- [Dataset rows]
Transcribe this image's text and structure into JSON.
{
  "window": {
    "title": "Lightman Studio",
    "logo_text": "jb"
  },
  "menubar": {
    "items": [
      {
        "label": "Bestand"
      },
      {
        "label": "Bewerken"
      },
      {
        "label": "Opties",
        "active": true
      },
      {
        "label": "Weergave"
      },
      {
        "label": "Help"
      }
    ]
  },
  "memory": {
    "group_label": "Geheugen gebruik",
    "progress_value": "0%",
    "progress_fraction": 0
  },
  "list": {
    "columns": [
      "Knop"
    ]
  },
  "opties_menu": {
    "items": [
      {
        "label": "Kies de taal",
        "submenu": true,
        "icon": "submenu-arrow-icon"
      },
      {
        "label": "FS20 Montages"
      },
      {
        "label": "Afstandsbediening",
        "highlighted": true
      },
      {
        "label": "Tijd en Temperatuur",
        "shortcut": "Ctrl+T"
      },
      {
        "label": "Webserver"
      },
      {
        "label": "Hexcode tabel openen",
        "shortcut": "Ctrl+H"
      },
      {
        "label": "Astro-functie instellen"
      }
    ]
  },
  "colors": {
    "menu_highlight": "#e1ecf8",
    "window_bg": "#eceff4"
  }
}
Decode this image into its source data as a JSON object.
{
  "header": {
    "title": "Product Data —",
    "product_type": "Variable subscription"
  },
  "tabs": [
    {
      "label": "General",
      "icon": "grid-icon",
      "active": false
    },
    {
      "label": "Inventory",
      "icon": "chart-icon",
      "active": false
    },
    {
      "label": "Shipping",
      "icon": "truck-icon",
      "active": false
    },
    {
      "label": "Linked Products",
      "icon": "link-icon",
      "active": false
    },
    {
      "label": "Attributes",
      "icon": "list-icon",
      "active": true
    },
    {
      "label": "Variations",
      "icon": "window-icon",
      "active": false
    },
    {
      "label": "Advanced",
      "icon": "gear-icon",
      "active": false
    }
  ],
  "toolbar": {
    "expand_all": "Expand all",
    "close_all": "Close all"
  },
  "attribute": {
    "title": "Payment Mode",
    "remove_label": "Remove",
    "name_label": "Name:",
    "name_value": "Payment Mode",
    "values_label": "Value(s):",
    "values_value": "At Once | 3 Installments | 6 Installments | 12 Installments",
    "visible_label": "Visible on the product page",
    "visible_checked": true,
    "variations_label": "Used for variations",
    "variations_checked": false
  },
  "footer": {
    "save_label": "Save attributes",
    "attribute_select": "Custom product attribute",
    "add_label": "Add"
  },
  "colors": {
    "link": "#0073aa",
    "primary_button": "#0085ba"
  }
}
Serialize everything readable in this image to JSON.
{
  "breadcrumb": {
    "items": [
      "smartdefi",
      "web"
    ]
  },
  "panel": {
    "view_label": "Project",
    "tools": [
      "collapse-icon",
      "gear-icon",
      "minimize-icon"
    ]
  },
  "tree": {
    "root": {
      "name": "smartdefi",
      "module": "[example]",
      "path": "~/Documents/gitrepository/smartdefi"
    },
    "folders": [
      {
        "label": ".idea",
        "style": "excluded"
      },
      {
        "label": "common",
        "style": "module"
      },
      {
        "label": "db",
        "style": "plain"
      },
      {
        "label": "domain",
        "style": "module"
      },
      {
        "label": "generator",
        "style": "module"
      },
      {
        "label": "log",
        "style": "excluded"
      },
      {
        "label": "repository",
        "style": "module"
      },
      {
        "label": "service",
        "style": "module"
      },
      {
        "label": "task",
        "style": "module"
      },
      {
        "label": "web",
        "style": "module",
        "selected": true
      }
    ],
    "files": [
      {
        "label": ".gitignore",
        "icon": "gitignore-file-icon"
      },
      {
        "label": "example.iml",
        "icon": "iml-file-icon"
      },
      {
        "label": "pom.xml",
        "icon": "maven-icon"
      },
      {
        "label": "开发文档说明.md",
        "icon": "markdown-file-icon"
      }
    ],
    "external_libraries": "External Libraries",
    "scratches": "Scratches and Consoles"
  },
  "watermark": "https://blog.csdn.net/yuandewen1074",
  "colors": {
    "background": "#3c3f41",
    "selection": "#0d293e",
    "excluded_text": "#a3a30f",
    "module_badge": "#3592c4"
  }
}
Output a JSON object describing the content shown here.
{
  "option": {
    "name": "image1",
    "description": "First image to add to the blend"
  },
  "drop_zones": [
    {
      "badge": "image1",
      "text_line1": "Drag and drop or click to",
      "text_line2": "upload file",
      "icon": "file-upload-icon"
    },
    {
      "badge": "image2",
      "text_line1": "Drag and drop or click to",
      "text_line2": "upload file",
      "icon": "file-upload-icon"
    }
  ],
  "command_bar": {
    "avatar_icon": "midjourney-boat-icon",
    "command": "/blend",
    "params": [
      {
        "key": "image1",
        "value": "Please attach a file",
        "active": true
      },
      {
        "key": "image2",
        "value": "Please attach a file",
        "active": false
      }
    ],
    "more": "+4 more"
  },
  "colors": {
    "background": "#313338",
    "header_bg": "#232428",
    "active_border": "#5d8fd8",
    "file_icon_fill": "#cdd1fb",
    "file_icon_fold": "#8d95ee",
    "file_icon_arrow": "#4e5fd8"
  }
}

- [Directions for this task]
Set down all of the data above, word for word.

- [Response below]
Transcribe this image's text and structure into JSON.
{
  "window": {
    "title": "Lightman Studio",
    "logo_text": "jb"
  },
  "menubar": {
    "items": [
      {
        "label": "Bestand"
      },
      {
        "label": "Bewerken"
      },
      {
        "label": "Opties",
        "active": true
      },
      {
        "label": "Weergave"
      },
      {
        "label": "Help"
      }
    ]
  },
  "memory": {
    "group_label": "Geheugen gebruik",
    "progress_value": "0%",
    "progress_fraction": 0
  },
  "list": {
    "columns": [
      "Knop"
    ]
  },
  "opties_menu": {
    "items": [
      {
        "label": "Kies de taal",
        "submenu": true,
        "icon": "submenu-arrow-icon"
      },
      {
        "label": "FS20 Montages"
      },
      {
        "label": "Afstandsbediening",
        "highlighted": true
      },
      {
        "label": "Tijd en Temperatuur",
        "shortcut": "Ctrl+T"
      },
      {
        "label": "Webserver"
      },
      {
        "label": "Hexcode tabel openen",
        "shortcut": "Ctrl+H"
      },
      {
        "label": "Astro-functie instellen"
      }
    ]
  },
  "colors": {
    "menu_highlight": "#e1ecf8",
    "window_bg": "#eceff4"
  }
}
Decode this image into its source data as a JSON object.
{
  "header": {
    "title": "Product Data —",
    "product_type": "Variable subscription"
  },
  "tabs": [
    {
      "label": "General",
      "icon": "grid-icon",
      "active": false
    },
    {
      "label": "Inventory",
      "icon": "chart-icon",
      "active": false
    },
    {
      "label": "Shipping",
      "icon": "truck-icon",
      "active": false
    },
    {
      "label": "Linked Products",
      "icon": "link-icon",
      "active": false
    },
    {
      "label": "Attributes",
      "icon": "list-icon",
      "active": true
    },
    {
      "label": "Variations",
      "icon": "window-icon",
      "active": false
    },
    {
      "label": "Advanced",
      "icon": "gear-icon",
      "active": false
    }
  ],
  "toolbar": {
    "expand_all": "Expand all",
    "close_all": "Close all"
  },
  "attribute": {
    "title": "Payment Mode",
    "remove_label": "Remove",
    "name_label": "Name:",
    "name_value": "Payment Mode",
    "values_label": "Value(s):",
    "values_value": "At Once | 3 Installments | 6 Installments | 12 Installments",
    "visible_label": "Visible on the product page",
    "visible_checked": true,
    "variations_label": "Used for variations",
    "variations_checked": false
  },
  "footer": {
    "save_label": "Save attributes",
    "attribute_select": "Custom product attribute",
    "add_label": "Add"
  },
  "colors": {
    "link": "#0073aa",
    "primary_button": "#0085ba"
  }
}
Serialize everything readable in this image to JSON.
{
  "breadcrumb": {
    "items": [
      "smartdefi",
      "web"
    ]
  },
  "panel": {
    "view_label": "Project",
    "tools": [
      "collapse-icon",
      "gear-icon",
      "minimize-icon"
    ]
  },
  "tree": {
    "root": {
      "name": "smartdefi",
      "module": "[example]",
      "path": "~/Documents/gitrepository/smartdefi"
    },
    "folders": [
      {
        "label": ".idea",
        "style": "excluded"
      },
      {
        "label": "common",
        "style": "module"
      },
      {
        "label": "db",
        "style": "plain"
      },
      {
        "label": "domain",
        "style": "module"
      },
      {
        "label": "generator",
        "style": "module"
      },
      {
        "label": "log",
        "style": "excluded"
      },
      {
        "label": "repository",
        "style": "module"
      },
      {
        "label": "service",
        "style": "module"
      },
      {
        "label": "task",
        "style": "module"
      },
      {
        "label": "web",
        "style": "module",
        "selected": true
      }
    ],
    "files": [
      {
        "label": ".gitignore",
        "icon": "gitignore-file-icon"
      },
      {
        "label": "example.iml",
        "icon": "iml-file-icon"
      },
      {
        "label": "pom.xml",
        "icon": "maven-icon"
      },
      {
        "label": "开发文档说明.md",
        "icon": "markdown-file-icon"
      }
    ],
    "external_libraries": "External Libraries",
    "scratches": "Scratches and Consoles"
  },
  "watermark": "https://blog.csdn.net/yuandewen1074",
  "colors": {
    "background": "#3c3f41",
    "selection": "#0d293e",
    "excluded_text": "#a3a30f",
    "module_badge": "#3592c4"
  }
}
Output a JSON object describing the content shown here.
{
  "option": {
    "name": "image1",
    "description": "First image to add to the blend"
  },
  "drop_zones": [
    {
      "badge": "image1",
      "text_line1": "Drag and drop or click to",
      "text_line2": "upload file",
      "icon": "file-upload-icon"
    },
    {
      "badge": "image2",
      "text_line1": "Drag and drop or click to",
      "text_line2": "upload file",
      "icon": "file-upload-icon"
    }
  ],
  "command_bar": {
    "avatar_icon": "midjourney-boat-icon",
    "command": "/blend",
    "params": [
      {
        "key": "image1",
        "value": "Please attach a file",
        "active": true
      },
      {
        "key": "image2",
        "value": "Please attach a file",
        "active": false
      }
    ],
    "more": "+4 more"
  },
  "colors": {
    "background": "#313338",
    "header_bg": "#232428",
    "active_border": "#5d8fd8",
    "file_icon_fill": "#cdd1fb",
    "file_icon_fold": "#8d95ee",
    "file_icon_arrow": "#4e5fd8"
  }
}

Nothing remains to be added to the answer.